### Task objective:
Repeat the material exactly, leaving nothing out.

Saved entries
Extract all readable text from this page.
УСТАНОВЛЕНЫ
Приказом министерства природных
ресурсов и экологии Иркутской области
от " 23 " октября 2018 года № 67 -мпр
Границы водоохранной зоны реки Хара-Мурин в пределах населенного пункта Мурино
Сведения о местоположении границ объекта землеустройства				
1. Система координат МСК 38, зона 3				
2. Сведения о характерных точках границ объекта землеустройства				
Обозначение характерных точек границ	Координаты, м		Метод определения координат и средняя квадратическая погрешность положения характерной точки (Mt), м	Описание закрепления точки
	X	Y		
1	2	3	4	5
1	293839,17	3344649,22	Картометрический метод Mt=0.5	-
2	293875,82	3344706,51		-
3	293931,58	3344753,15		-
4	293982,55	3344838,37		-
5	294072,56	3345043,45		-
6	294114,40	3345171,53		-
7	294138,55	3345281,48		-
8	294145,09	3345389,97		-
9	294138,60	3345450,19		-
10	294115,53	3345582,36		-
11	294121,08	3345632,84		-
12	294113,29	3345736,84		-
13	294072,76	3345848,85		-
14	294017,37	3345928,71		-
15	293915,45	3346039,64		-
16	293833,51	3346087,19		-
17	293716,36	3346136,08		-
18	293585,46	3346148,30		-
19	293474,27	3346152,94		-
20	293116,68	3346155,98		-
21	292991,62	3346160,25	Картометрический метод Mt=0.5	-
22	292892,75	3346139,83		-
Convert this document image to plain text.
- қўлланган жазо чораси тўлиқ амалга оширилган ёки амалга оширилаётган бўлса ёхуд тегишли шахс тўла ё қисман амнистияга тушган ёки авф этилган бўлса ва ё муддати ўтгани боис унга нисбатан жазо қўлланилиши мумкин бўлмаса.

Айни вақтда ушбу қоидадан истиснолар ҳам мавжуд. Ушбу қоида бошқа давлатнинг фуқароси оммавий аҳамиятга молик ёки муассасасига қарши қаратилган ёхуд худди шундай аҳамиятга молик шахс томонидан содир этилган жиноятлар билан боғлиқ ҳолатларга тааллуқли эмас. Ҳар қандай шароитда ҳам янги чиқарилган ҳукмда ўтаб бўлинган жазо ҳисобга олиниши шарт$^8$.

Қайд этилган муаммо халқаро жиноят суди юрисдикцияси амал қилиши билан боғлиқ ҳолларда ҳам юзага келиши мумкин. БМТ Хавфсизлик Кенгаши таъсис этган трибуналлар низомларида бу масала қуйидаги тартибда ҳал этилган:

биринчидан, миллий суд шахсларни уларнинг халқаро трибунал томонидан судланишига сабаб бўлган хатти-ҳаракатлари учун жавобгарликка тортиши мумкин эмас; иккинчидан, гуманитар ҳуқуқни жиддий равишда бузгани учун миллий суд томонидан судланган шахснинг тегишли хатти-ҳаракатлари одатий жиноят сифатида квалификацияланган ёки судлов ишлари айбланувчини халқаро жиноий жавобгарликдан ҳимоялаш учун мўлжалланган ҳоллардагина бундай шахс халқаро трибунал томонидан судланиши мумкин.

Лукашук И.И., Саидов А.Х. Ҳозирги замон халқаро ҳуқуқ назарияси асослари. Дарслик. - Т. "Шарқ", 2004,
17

### Result of this exercise:
Extract all readable text from this page.
УСТАНОВЛЕНЫ
Приказом министерства природных
ресурсов и экологии Иркутской области
от " 23 " октября 2018 года № 67 -мпр
Границы водоохранной зоны реки Хара-Мурин в пределах населенного пункта Мурино
Сведения о местоположении границ объекта землеустройства				
1. Система координат МСК 38, зона 3				
2. Сведения о характерных точках границ объекта землеустройства				
Обозначение характерных точек границ	Координаты, м		Метод определения координат и средняя квадратическая погрешность положения характерной точки (Mt), м	Описание закрепления точки
	X	Y		
1	2	3	4	5
1	293839,17	3344649,22	Картометрический метод Mt=0.5	-
2	293875,82	3344706,51		-
3	293931,58	3344753,15		-
4	293982,55	3344838,37		-
5	294072,56	3345043,45		-
6	294114,40	3345171,53		-
7	294138,55	3345281,48		-
8	294145,09	3345389,97		-
9	294138,60	3345450,19		-
10	294115,53	3345582,36		-
11	294121,08	3345632,84		-
12	294113,29	3345736,84		-
13	294072,76	3345848,85		-
14	294017,37	3345928,71		-
15	293915,45	3346039,64		-
16	293833,51	3346087,19		-
17	293716,36	3346136,08		-
18	293585,46	3346148,30		-
19	293474,27	3346152,94		-
20	293116,68	3346155,98		-
21	292991,62	3346160,25	Картометрический метод Mt=0.5	-
22	292892,75	3346139,83		-
Convert this document image to plain text.
- қўлланган жазо чораси тўлиқ амалга оширилган ёки амалга оширилаётган бўлса ёхуд тегишли шахс тўла ё қисман амнистияга тушган ёки авф этилган бўлса ва ё муддати ўтгани боис унга нисбатан жазо қўлланилиши мумкин бўлмаса.

Айни вақтда ушбу қоидадан истиснолар ҳам мавжуд. Ушбу қоида бошқа давлатнинг фуқароси оммавий аҳамиятга молик ёки муассасасига қарши қаратилган ёхуд худди шундай аҳамиятга молик шахс томонидан содир этилган жиноятлар билан боғлиқ ҳолатларга тааллуқли эмас. Ҳар қандай шароитда ҳам янги чиқарилган ҳукмда ўтаб бўлинган жазо ҳисобга олиниши шарт$^8$.

Қайд этилган муаммо халқаро жиноят суди юрисдикцияси амал қилиши билан боғлиқ ҳолларда ҳам юзага келиши мумкин. БМТ Хавфсизлик Кенгаши таъсис этган трибуналлар низомларида бу масала қуйидаги тартибда ҳал этилган:

биринчидан, миллий суд шахсларни уларнинг халқаро трибунал томонидан судланишига сабаб бўлган хатти-ҳаракатлари учун жавобгарликка тортиши мумкин эмас; иккинчидан, гуманитар ҳуқуқни жиддий равишда бузгани учун миллий суд томонидан судланган шахснинг тегишли хатти-ҳаракатлари одатий жиноят сифатида квалификацияланган ёки судлов ишлари айбланувчини халқаро жиноий жавобгарликдан ҳимоялаш учун мўлжалланган ҳоллардагина бундай шахс халқаро трибунал томонидан судланиши мумкин.

Лукашук И.И., Саидов А.Х. Ҳозирги замон халқаро ҳуқуқ назарияси асослари. Дарслик. - Т. "Шарқ", 2004,
17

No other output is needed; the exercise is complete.